Assignment | The expected answer comprises all lines from the entries that contain the string "Little".

** Opening Task material block **

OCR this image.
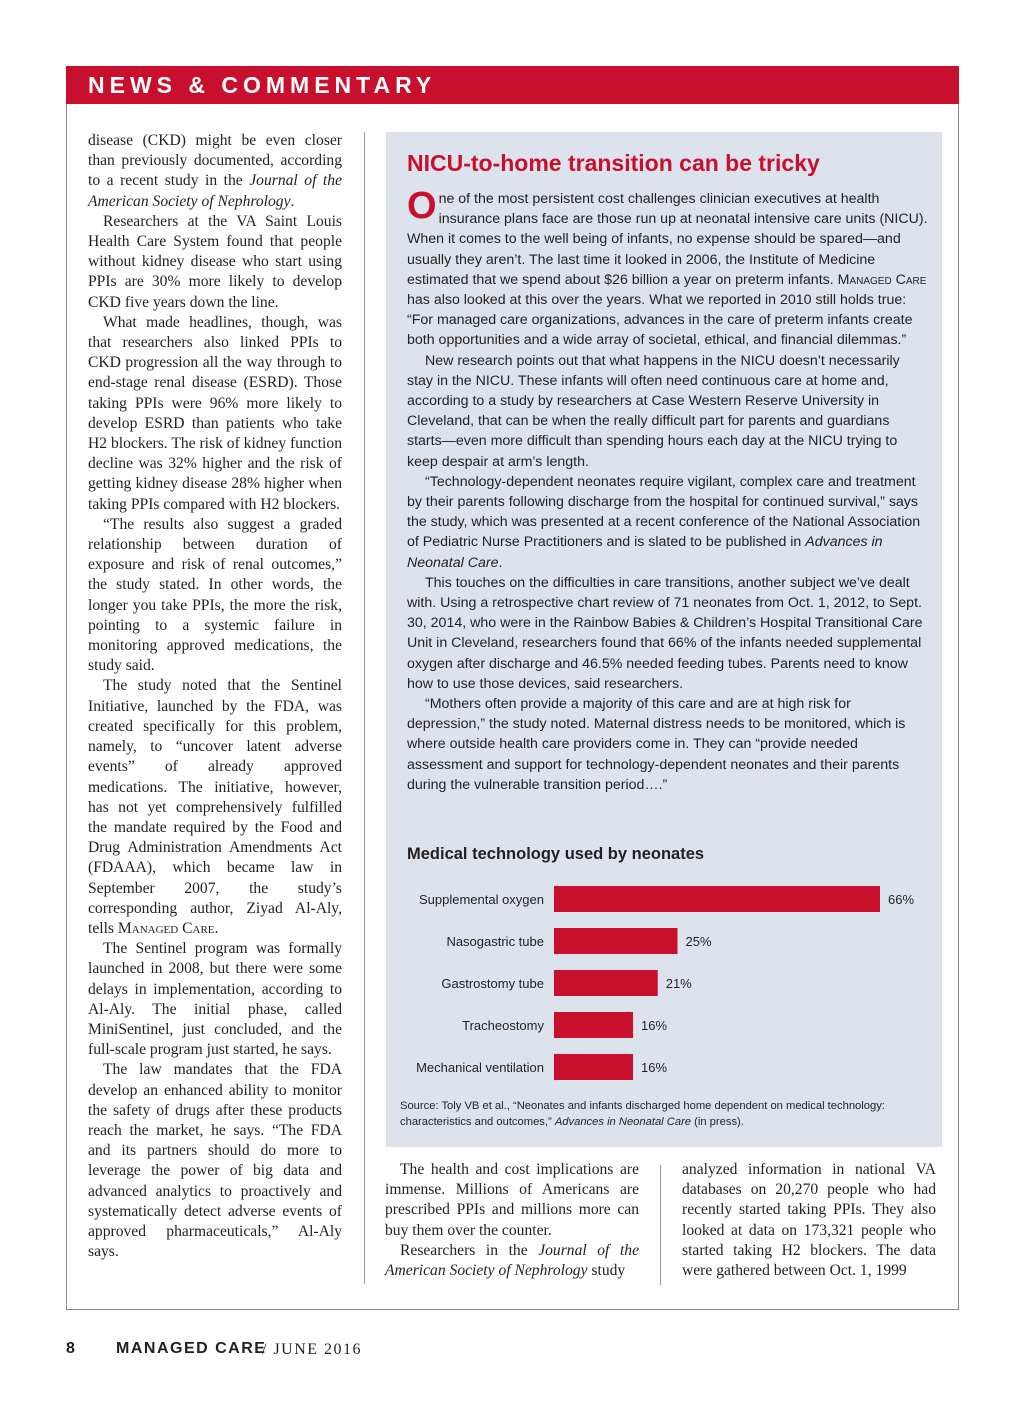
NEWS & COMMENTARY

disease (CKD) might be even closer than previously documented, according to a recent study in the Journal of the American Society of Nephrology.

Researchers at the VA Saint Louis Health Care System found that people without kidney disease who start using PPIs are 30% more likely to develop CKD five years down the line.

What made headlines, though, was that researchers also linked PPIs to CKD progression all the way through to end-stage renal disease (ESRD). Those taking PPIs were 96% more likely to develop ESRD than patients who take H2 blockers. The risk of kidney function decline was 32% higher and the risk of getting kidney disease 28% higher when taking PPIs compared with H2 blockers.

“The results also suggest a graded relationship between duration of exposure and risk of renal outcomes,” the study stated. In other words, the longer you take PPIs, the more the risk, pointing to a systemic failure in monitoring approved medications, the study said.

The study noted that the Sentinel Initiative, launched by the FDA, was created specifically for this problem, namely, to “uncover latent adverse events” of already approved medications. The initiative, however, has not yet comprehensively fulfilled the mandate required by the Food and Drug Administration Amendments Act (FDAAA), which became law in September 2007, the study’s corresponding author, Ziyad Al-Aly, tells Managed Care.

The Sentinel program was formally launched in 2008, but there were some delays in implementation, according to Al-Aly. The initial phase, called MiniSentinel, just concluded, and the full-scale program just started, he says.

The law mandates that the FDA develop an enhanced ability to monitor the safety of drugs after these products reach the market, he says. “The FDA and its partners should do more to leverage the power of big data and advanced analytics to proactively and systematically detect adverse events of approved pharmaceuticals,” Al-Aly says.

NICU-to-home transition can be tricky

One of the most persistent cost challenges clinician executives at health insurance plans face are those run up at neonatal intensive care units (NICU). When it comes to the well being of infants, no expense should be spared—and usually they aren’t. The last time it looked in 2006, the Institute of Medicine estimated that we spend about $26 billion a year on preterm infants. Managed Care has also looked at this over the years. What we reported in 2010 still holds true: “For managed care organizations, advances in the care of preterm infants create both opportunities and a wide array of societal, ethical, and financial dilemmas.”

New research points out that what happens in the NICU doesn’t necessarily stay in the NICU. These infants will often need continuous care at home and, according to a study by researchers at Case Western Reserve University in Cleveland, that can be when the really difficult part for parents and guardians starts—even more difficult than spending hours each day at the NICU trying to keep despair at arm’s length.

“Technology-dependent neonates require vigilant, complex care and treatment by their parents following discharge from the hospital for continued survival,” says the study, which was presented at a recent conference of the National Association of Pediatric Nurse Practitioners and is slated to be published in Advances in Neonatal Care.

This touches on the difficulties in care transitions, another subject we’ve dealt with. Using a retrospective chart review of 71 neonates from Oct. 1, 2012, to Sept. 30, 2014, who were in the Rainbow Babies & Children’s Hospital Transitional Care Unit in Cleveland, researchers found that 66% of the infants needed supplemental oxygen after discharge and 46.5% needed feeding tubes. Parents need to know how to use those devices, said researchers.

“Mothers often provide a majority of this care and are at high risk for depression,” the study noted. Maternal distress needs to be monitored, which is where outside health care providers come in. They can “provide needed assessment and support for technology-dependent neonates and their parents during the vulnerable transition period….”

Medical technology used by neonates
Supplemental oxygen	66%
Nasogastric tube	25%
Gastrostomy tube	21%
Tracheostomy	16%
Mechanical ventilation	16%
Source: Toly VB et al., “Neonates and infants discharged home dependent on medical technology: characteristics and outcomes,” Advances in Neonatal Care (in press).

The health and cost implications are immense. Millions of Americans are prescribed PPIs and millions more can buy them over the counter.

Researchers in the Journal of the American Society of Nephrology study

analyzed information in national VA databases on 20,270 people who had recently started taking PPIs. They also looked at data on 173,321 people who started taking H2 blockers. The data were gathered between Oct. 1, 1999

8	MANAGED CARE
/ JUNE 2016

** Closing Task material block **
** Opening Task material block **

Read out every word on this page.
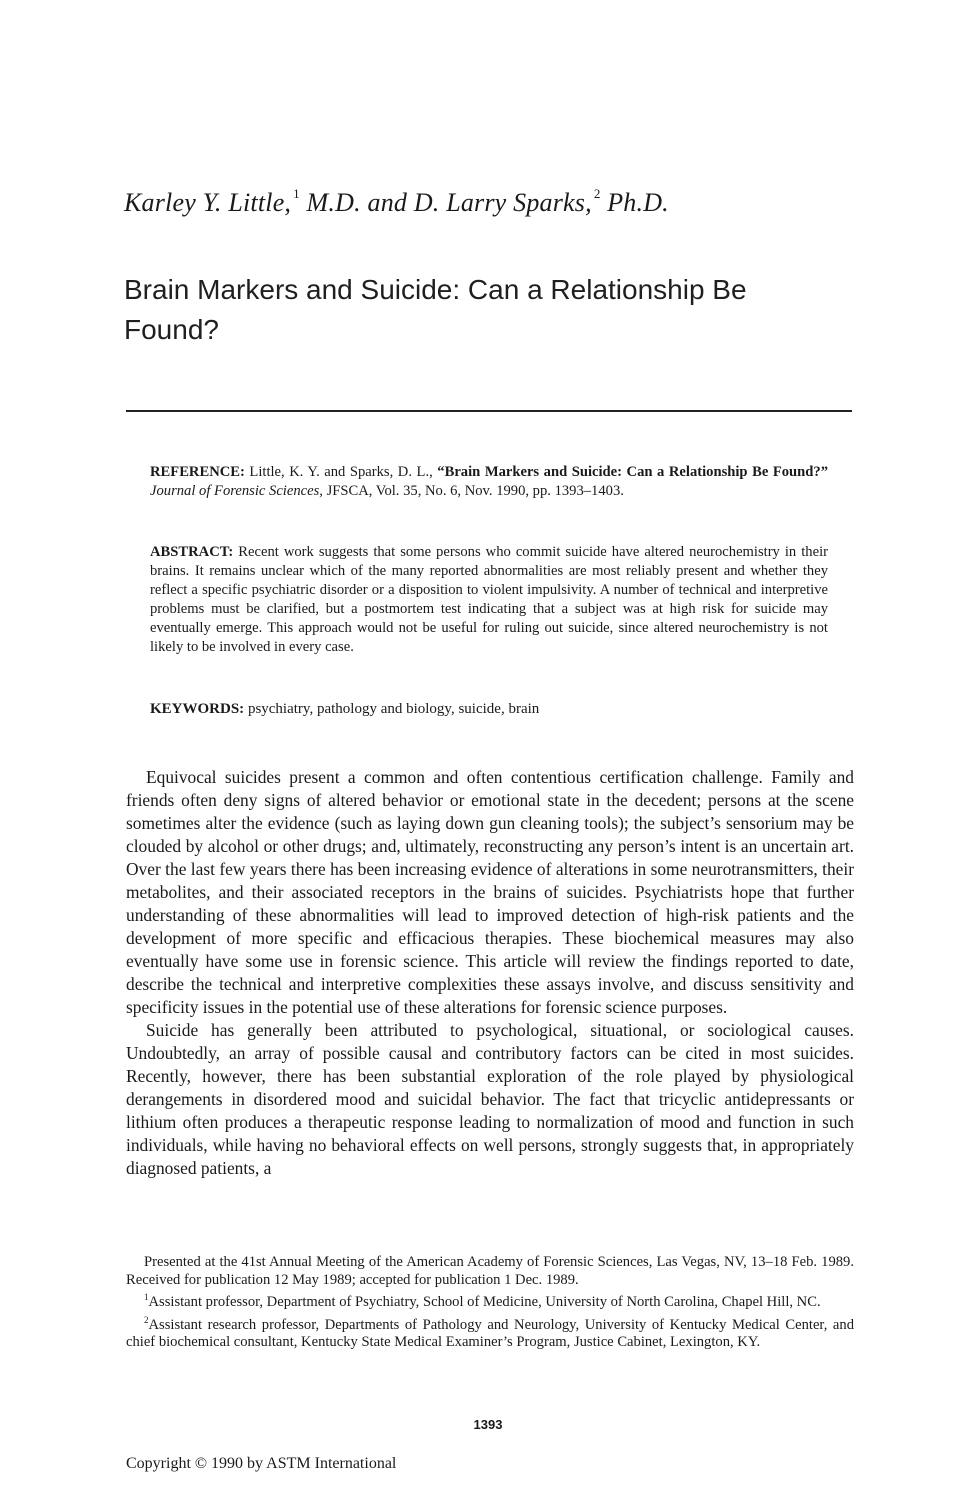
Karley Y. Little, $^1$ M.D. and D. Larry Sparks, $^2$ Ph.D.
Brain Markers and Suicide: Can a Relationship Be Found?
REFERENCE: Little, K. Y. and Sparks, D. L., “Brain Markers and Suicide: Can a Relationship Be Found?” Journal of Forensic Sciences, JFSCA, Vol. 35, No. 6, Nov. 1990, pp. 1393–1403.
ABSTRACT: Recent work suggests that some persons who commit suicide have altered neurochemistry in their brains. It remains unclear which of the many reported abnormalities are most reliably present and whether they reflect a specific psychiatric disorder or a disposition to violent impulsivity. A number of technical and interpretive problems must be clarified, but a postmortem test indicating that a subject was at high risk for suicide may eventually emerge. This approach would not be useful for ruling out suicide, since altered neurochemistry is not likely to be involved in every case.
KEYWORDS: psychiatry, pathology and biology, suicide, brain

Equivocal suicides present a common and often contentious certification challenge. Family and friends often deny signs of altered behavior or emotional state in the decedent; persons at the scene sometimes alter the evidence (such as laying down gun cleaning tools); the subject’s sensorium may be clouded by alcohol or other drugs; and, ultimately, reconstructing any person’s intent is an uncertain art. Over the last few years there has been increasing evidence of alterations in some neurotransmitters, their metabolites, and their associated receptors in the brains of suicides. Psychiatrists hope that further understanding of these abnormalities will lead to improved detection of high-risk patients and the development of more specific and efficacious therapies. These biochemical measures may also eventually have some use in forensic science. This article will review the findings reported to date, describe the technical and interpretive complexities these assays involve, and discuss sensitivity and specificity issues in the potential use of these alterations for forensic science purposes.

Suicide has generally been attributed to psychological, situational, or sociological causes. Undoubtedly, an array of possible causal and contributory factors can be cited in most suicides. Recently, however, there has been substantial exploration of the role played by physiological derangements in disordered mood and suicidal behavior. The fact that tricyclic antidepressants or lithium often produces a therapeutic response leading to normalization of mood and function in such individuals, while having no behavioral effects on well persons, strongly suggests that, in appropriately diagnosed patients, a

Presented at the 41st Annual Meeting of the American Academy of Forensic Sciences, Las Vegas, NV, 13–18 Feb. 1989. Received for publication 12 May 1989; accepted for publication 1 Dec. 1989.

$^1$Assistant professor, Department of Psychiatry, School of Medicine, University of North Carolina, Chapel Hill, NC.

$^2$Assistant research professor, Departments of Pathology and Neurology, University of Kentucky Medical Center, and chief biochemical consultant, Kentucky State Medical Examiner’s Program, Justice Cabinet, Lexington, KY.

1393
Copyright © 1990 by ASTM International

** Closing Task material block **

Written response |
Karley Y. Little, $^1$ M.D. and D. Larry Sparks, $^2$ Ph.D.
REFERENCE: Little, K. Y. and Sparks, D. L., “Brain Markers and Suicide: Can a Relationship Be Found?” Journal of Forensic Sciences, JFSCA, Vol. 35, No. 6, Nov. 1990, pp. 1393–1403.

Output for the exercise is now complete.